Problem details - From the listing below, pull out all lines with "name" in them.

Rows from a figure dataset
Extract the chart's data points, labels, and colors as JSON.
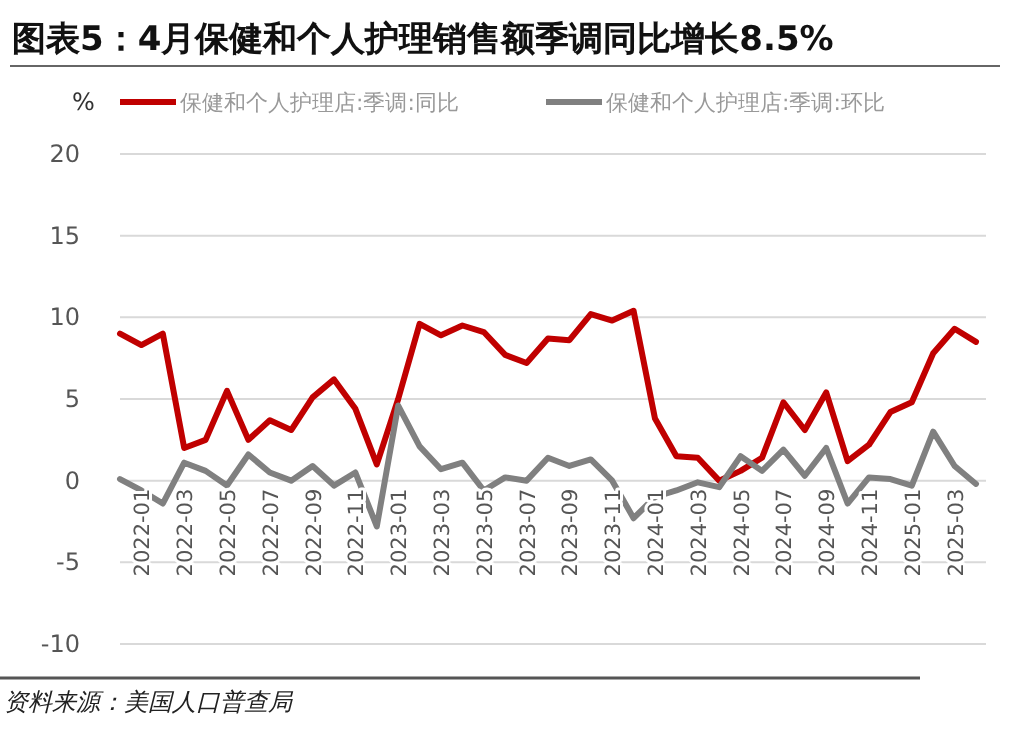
{
  "chart_data": {
    "type": "line",
    "title": "图表5：4月保健和个人护理销售额季调同比增长8.5%",
    "ylabel": "%",
    "categories": [
      null,
      "2022-01",
      null,
      "2022-03",
      null,
      "2022-05",
      null,
      "2022-07",
      null,
      "2022-09",
      null,
      "2022-11",
      null,
      "2023-01",
      null,
      "2023-03",
      null,
      "2023-05",
      null,
      "2023-07",
      null,
      "2023-09",
      null,
      "2023-11",
      null,
      "2024-01",
      null,
      "2024-03",
      null,
      "2024-05",
      null,
      "2024-07",
      null,
      "2024-09",
      null,
      "2024-11",
      null,
      "2025-01",
      null,
      "2025-03",
      null
    ],
    "series": [
      {
        "name": "保健和个人护理店:季调:同比",
        "color": "#c00000",
        "values": [
          9.0,
          8.3,
          9.0,
          2.0,
          2.5,
          5.5,
          2.5,
          3.7,
          3.1,
          5.1,
          6.2,
          4.4,
          1.0,
          5.0,
          9.6,
          8.9,
          9.5,
          9.1,
          7.7,
          7.2,
          8.7,
          8.6,
          10.2,
          9.8,
          10.4,
          3.8,
          1.5,
          1.4,
          0.0,
          0.6,
          1.4,
          4.8,
          3.1,
          5.4,
          1.2,
          2.2,
          4.2,
          4.8,
          7.8,
          9.3,
          8.5
        ]
      },
      {
        "name": "保健和个人护理店:季调:环比",
        "color": "#808080",
        "values": [
          0.1,
          -0.6,
          -1.4,
          1.1,
          0.6,
          -0.3,
          1.6,
          0.5,
          0.0,
          0.9,
          -0.3,
          0.5,
          -2.8,
          4.6,
          2.1,
          0.7,
          1.1,
          -0.6,
          0.2,
          0.0,
          1.4,
          0.9,
          1.3,
          0.0,
          -2.3,
          -1.0,
          -0.6,
          -0.1,
          -0.4,
          1.5,
          0.6,
          1.9,
          0.3,
          2.0,
          -1.4,
          0.2,
          0.1,
          -0.3,
          3.0,
          0.9,
          -0.2
        ]
      }
    ],
    "ylim": [
      -10,
      20
    ],
    "yticks": [
      -10,
      -5,
      0,
      5,
      10,
      15,
      20
    ],
    "grid": "y",
    "legend": "top",
    "line_style": "solid",
    "marker": "none",
    "annotations": [
      "资料来源：美国人口普查局"
    ]
  }
}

Result of this task -
        "name": "保健和个人护理店:季调:同比",
        "name": "保健和个人护理店:季调:环比",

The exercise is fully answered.